== Records for the task ==
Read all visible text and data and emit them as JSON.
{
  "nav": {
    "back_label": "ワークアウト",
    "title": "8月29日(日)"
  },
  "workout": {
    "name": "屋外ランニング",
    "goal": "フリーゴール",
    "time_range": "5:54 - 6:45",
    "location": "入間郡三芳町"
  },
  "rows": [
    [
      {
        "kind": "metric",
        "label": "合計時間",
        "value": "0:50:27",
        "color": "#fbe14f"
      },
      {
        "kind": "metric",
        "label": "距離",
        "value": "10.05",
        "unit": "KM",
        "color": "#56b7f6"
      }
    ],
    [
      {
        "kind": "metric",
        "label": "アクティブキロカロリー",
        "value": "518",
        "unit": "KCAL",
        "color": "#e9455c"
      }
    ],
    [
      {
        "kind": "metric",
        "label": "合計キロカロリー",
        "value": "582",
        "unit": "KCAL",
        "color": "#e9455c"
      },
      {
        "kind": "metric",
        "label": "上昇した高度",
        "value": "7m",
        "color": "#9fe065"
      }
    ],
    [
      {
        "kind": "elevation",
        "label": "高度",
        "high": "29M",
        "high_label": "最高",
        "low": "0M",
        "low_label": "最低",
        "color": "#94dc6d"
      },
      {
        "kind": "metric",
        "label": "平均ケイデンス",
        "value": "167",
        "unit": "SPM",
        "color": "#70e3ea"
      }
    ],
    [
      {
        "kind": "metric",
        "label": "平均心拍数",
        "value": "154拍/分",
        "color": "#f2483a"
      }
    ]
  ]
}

== Written task ==
Go through the listing above and work out how many lines contain the string "value". Reply with the number alone.

== Written answer ==
7